* _GOAL OF THE EXERCISE_:
Keep only the lines that hold the string "dapat", filtering out the rest of the entries below.

* _MATERIAL_:
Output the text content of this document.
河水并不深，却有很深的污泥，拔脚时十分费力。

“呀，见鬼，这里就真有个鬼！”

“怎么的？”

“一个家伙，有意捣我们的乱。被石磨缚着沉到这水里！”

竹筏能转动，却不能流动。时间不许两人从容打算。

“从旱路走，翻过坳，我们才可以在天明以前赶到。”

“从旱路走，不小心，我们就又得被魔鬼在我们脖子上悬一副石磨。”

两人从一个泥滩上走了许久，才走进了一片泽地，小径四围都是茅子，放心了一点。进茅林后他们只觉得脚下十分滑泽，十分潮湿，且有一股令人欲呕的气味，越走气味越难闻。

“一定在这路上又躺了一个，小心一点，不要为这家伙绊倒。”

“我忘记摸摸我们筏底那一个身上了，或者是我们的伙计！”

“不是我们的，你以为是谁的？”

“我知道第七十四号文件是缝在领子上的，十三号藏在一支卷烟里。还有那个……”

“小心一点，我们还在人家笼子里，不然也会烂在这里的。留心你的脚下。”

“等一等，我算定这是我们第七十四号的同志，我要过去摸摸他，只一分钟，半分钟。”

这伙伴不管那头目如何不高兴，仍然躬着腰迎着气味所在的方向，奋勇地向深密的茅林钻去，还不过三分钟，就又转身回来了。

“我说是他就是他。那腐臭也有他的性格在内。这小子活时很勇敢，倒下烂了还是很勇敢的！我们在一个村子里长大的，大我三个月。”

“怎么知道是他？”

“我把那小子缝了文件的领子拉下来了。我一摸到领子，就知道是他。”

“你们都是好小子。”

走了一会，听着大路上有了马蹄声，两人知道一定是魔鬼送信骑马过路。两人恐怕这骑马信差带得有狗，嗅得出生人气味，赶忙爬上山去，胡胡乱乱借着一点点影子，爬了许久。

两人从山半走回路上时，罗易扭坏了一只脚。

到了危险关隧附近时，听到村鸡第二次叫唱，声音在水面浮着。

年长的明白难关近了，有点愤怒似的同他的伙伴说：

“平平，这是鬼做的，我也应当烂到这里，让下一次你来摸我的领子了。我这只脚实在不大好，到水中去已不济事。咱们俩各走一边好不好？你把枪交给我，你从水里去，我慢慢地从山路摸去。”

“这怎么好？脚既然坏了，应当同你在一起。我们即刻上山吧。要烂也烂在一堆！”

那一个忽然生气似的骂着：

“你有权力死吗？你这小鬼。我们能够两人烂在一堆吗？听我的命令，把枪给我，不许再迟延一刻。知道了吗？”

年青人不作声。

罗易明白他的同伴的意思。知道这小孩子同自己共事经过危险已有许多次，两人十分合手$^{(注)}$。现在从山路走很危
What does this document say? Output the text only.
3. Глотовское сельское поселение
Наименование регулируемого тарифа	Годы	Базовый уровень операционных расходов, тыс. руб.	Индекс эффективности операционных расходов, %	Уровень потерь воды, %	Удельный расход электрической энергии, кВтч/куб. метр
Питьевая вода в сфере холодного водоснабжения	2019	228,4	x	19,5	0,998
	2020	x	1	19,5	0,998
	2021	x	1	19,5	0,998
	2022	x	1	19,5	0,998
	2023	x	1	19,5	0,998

==

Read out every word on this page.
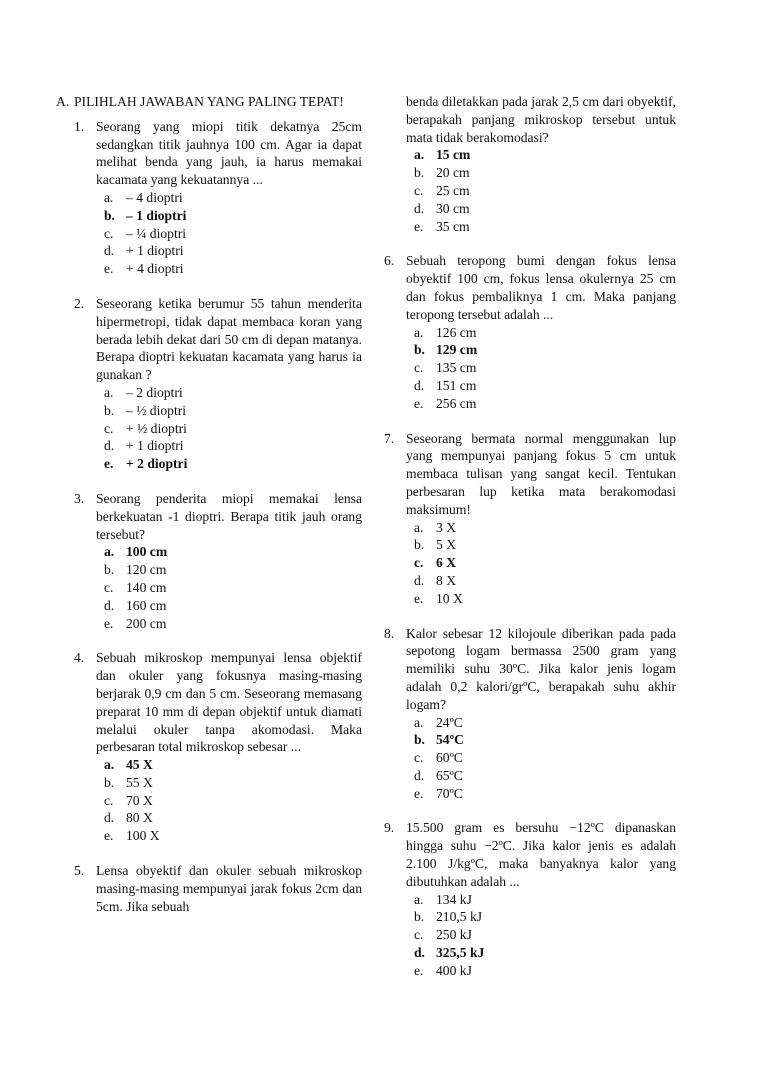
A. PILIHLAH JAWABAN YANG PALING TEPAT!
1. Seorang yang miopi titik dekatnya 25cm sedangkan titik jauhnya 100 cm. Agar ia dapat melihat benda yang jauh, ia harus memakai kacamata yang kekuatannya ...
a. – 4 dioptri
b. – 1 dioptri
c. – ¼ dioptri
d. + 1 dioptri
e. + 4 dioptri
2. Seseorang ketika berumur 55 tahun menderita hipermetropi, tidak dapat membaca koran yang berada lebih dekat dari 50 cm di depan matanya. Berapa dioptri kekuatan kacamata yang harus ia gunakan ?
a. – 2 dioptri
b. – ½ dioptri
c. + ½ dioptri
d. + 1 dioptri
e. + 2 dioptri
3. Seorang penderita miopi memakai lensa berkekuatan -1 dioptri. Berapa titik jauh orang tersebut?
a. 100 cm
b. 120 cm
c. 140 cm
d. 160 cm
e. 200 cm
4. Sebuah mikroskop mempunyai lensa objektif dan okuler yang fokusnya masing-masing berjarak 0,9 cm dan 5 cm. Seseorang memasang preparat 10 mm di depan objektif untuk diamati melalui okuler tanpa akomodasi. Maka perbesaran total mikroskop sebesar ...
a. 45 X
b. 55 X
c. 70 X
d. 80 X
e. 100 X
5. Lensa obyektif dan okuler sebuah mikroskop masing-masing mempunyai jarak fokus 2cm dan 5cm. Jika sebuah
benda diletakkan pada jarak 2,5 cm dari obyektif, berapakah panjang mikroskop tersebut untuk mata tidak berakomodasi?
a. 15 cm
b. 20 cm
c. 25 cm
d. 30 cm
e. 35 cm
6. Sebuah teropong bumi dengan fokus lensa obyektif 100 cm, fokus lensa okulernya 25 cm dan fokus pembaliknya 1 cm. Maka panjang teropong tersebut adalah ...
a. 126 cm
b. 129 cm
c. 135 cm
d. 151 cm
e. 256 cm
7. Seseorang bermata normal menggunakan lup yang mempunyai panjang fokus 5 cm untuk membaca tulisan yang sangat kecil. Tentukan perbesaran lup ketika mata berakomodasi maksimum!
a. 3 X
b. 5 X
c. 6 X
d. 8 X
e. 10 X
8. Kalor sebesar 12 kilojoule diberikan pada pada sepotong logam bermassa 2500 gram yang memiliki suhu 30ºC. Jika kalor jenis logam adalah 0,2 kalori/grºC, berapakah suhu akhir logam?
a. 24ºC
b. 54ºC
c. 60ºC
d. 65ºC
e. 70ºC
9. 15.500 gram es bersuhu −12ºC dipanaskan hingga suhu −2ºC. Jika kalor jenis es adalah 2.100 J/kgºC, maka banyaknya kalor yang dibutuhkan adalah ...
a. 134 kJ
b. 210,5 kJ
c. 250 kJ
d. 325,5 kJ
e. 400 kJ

* _THE RESULT_:
1. Seorang yang miopi titik dekatnya 25cm sedangkan titik jauhnya 100 cm. Agar ia dapat melihat benda yang jauh, ia harus memakai kacamata yang kekuatannya ...
2. Seseorang ketika berumur 55 tahun menderita hipermetropi, tidak dapat membaca koran yang berada lebih dekat dari 50 cm di depan matanya. Berapa dioptri kekuatan kacamata yang harus ia gunakan ?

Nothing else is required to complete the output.